[EXERCISE REQUIREMENTS] Find each line containing the string "Coefficient" and return it.

[MATERIAL PROVIDED]
>> start

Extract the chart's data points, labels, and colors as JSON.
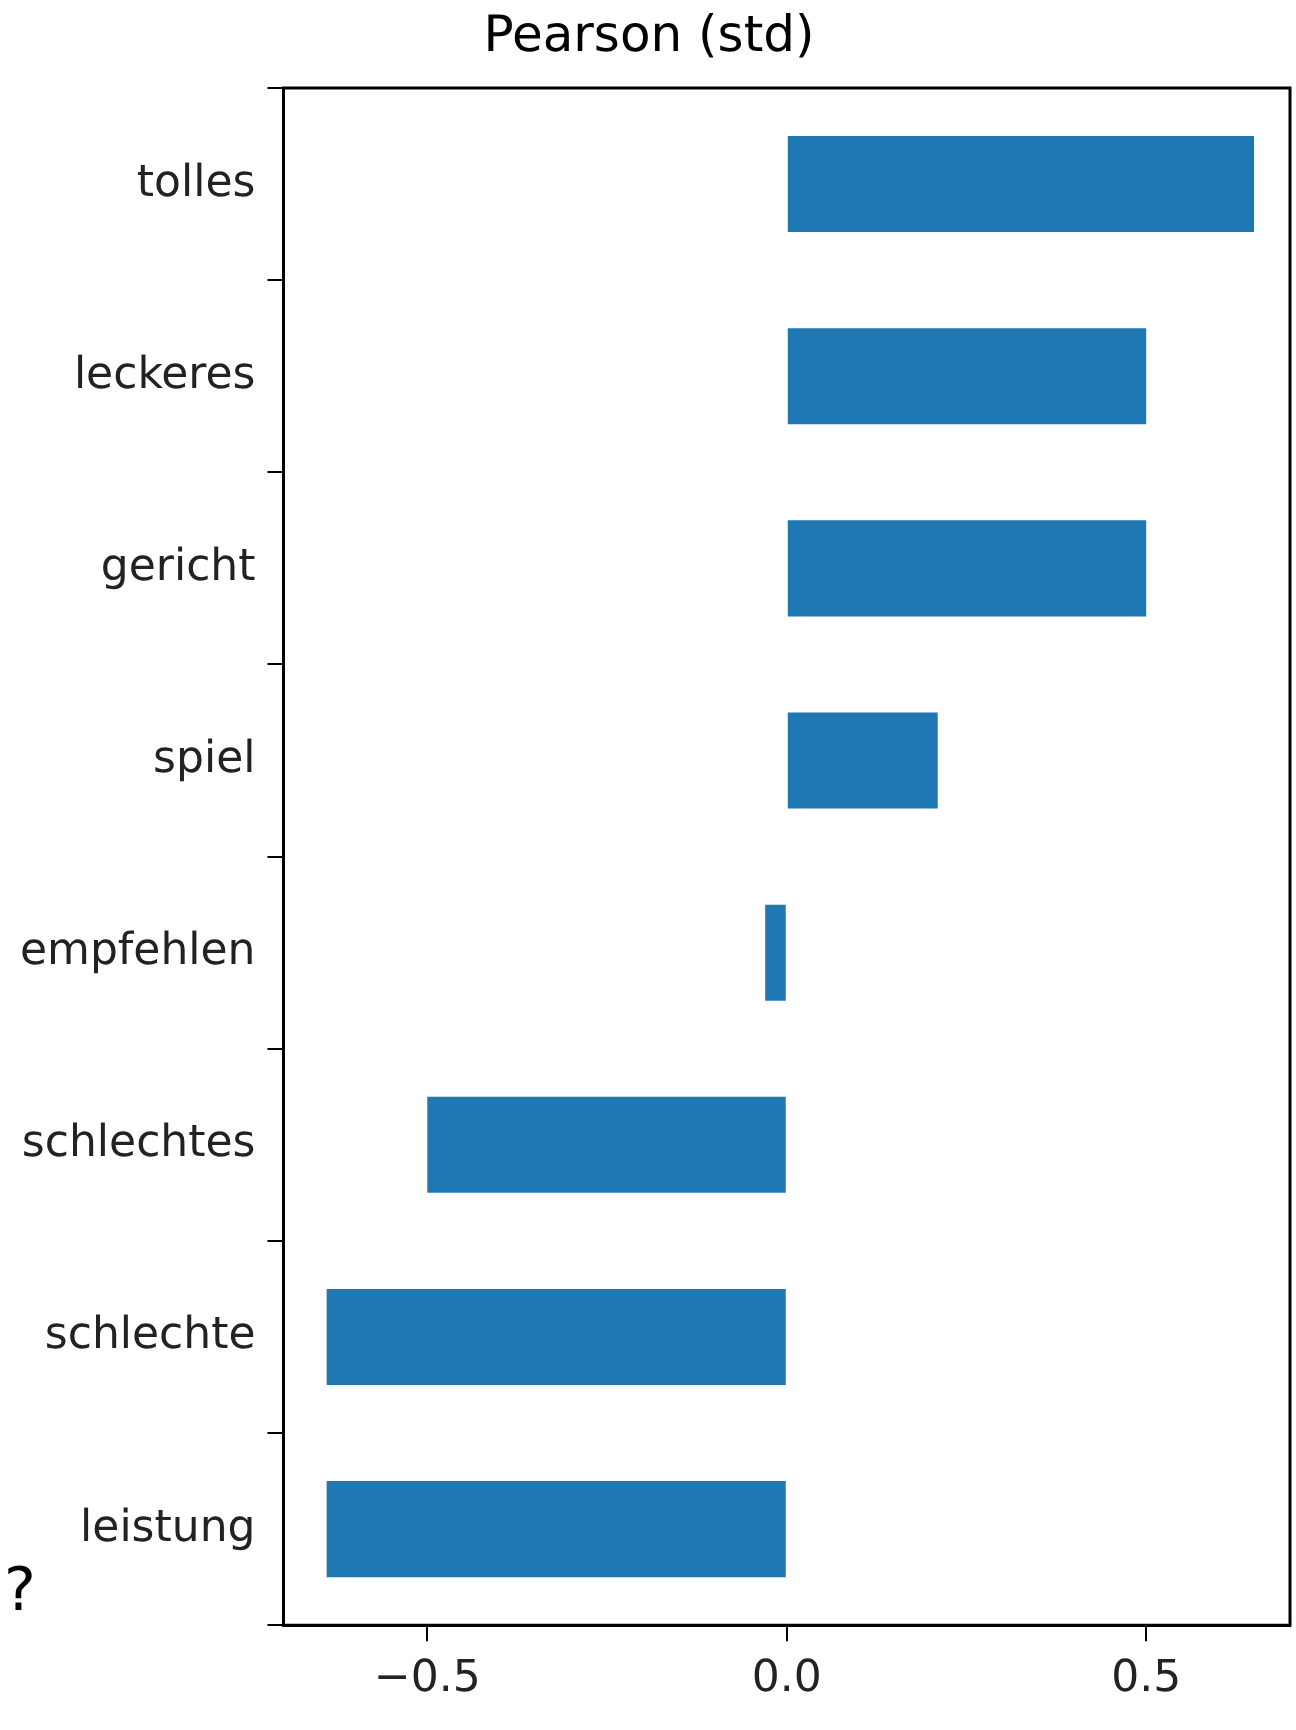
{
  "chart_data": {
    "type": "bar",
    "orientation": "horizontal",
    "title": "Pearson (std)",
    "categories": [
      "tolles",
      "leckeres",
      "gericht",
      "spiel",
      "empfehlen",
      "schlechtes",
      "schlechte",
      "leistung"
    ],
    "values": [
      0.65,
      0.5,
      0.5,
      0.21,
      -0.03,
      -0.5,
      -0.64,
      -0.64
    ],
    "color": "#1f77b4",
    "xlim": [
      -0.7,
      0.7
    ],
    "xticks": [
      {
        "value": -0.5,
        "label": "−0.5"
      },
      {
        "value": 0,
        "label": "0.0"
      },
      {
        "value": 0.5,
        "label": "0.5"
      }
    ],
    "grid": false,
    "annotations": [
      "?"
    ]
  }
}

>> end
>> start

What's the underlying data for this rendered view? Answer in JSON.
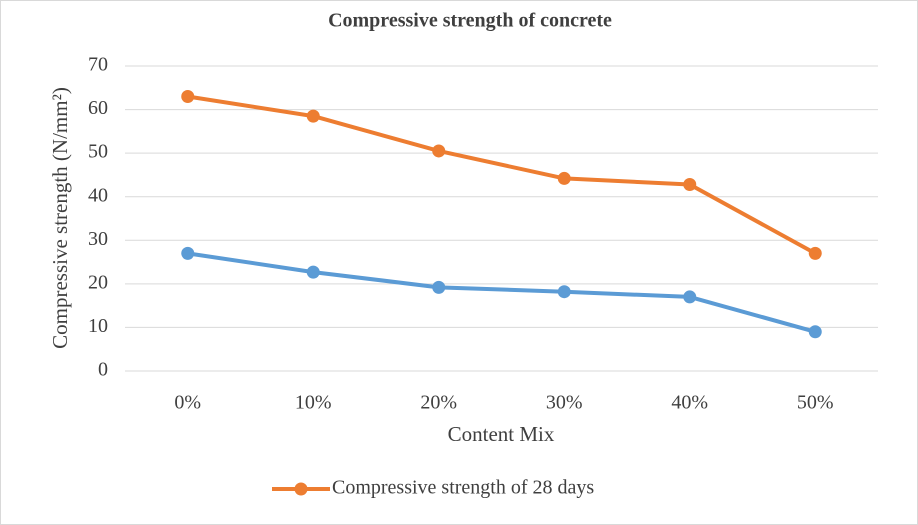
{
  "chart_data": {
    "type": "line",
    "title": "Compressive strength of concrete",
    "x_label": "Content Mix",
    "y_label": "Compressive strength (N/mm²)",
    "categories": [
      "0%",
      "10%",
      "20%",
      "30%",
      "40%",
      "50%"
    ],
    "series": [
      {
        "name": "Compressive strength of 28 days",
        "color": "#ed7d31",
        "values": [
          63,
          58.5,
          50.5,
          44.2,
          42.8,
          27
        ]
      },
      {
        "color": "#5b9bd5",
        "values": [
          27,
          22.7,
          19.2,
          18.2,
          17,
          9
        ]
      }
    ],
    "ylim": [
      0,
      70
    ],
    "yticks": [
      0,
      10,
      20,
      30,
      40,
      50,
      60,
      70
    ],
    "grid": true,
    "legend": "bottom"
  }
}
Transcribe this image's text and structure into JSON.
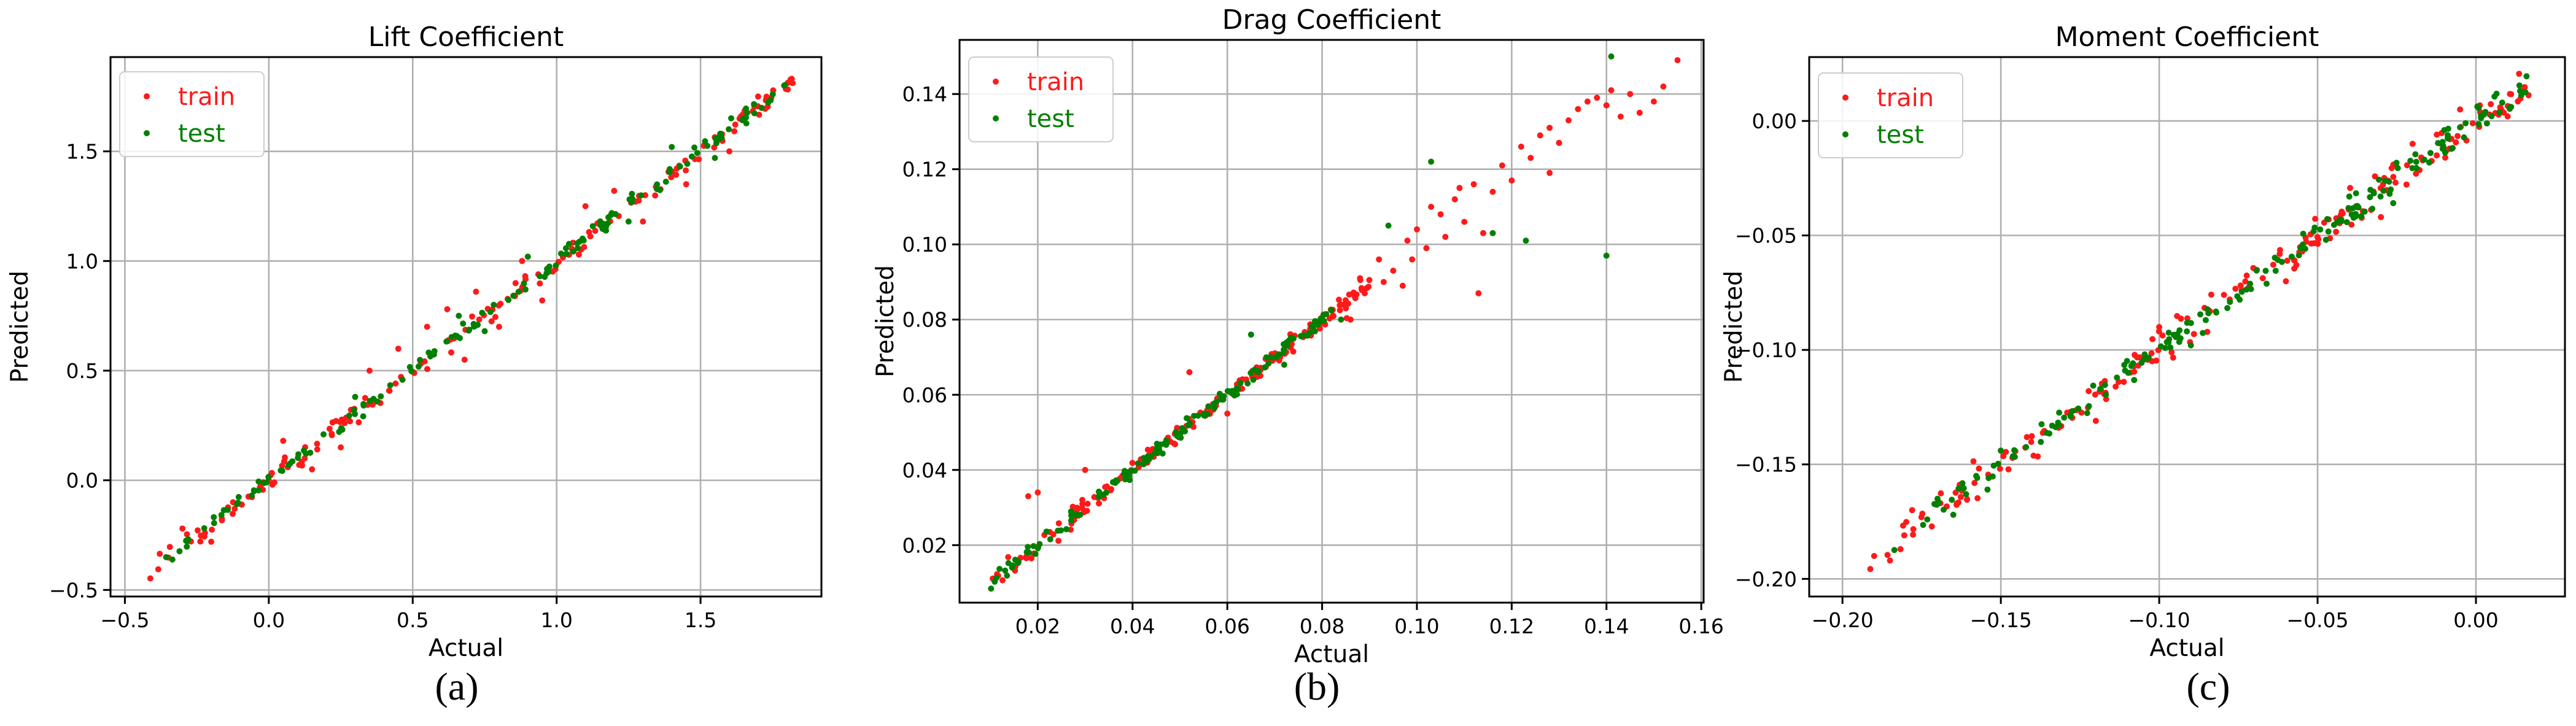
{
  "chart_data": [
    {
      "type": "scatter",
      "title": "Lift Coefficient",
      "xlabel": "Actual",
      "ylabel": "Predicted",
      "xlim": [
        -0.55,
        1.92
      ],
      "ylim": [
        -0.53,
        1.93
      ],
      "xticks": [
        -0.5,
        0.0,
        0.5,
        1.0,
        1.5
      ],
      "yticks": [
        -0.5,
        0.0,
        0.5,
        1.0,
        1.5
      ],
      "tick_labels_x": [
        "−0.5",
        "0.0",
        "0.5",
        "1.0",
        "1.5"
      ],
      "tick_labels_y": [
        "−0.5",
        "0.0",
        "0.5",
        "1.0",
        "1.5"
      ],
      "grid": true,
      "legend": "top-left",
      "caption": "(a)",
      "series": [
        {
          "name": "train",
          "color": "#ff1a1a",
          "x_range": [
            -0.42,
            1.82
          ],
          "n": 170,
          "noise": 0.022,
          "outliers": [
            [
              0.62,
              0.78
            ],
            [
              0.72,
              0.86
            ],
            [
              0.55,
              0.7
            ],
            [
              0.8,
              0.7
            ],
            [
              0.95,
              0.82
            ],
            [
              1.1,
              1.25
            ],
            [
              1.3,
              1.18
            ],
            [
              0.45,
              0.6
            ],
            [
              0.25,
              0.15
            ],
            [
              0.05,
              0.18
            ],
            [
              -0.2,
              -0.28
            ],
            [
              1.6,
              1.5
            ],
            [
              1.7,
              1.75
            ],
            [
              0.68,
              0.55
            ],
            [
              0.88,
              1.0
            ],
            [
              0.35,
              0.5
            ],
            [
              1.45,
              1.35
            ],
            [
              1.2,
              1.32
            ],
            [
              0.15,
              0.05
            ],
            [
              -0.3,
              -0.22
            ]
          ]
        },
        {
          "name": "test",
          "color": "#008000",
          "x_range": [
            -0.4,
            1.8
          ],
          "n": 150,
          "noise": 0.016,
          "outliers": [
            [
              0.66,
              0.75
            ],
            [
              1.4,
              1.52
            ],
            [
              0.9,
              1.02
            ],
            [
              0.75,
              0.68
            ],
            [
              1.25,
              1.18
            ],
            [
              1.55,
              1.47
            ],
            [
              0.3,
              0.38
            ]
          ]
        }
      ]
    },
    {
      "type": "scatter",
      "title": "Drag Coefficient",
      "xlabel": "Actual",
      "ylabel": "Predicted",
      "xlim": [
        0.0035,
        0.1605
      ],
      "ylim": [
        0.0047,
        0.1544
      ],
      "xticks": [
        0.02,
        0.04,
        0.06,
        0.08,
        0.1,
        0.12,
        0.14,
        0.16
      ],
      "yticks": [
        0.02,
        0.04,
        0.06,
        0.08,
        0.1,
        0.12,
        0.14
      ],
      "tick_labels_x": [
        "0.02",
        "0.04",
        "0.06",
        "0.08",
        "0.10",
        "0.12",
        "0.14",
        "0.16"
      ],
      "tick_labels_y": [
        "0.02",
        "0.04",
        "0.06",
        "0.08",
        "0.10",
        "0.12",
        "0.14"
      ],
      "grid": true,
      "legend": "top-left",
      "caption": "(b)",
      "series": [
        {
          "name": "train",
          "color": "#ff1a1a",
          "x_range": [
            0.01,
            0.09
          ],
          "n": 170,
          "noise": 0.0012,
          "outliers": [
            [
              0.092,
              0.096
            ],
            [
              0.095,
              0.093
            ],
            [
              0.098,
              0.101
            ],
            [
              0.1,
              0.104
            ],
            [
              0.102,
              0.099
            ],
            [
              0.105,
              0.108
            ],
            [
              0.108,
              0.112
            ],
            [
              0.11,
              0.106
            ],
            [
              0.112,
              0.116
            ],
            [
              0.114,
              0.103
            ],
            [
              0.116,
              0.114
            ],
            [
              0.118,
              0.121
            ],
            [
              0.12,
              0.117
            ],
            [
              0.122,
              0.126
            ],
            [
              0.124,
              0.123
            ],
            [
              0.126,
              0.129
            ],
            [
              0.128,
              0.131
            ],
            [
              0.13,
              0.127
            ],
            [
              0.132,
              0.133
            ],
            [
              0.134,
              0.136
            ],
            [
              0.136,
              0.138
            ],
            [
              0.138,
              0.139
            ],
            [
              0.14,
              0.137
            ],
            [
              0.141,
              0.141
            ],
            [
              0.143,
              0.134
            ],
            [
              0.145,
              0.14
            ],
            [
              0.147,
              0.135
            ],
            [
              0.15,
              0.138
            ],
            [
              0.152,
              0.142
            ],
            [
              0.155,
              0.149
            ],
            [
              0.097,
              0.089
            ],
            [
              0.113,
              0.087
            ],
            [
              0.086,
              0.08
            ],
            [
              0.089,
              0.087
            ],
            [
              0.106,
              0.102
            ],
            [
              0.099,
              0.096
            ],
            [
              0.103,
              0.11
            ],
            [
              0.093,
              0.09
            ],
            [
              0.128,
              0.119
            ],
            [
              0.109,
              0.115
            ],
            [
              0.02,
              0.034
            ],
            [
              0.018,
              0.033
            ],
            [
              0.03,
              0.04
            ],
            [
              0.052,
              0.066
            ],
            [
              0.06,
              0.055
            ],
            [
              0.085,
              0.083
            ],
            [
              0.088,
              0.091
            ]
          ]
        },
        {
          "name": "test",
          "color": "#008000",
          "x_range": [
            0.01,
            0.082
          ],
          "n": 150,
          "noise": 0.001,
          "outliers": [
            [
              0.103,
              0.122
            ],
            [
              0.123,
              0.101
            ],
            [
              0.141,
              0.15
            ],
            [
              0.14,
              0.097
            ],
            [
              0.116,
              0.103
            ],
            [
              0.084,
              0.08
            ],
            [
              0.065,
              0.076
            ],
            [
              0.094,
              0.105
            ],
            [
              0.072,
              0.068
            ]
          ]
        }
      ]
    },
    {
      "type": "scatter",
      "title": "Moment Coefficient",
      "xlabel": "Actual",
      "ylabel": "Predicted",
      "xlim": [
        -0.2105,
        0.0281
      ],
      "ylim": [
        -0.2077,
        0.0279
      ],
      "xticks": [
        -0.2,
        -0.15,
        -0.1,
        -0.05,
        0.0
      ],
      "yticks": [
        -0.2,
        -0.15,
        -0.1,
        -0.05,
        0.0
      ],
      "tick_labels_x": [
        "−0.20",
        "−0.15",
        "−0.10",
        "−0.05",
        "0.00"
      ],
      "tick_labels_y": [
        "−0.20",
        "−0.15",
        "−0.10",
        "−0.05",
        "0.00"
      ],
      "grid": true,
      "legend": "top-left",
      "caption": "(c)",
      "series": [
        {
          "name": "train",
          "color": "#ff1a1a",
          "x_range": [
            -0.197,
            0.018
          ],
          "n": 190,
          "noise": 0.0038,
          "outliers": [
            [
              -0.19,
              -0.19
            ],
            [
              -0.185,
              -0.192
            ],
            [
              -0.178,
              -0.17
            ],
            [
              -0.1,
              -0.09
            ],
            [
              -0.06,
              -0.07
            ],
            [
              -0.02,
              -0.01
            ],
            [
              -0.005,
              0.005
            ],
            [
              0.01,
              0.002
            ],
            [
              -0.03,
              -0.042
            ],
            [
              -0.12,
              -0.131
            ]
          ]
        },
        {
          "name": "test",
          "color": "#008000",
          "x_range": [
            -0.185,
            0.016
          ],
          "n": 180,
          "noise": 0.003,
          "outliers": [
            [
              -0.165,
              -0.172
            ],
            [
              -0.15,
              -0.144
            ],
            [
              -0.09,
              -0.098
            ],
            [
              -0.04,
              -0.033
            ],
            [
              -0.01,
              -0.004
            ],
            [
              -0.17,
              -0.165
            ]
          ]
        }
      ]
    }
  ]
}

>> end

[THE RESULT]
      "title": "Lift Coefficient",
      "title": "Drag Coefficient",
      "title": "Moment Coefficient",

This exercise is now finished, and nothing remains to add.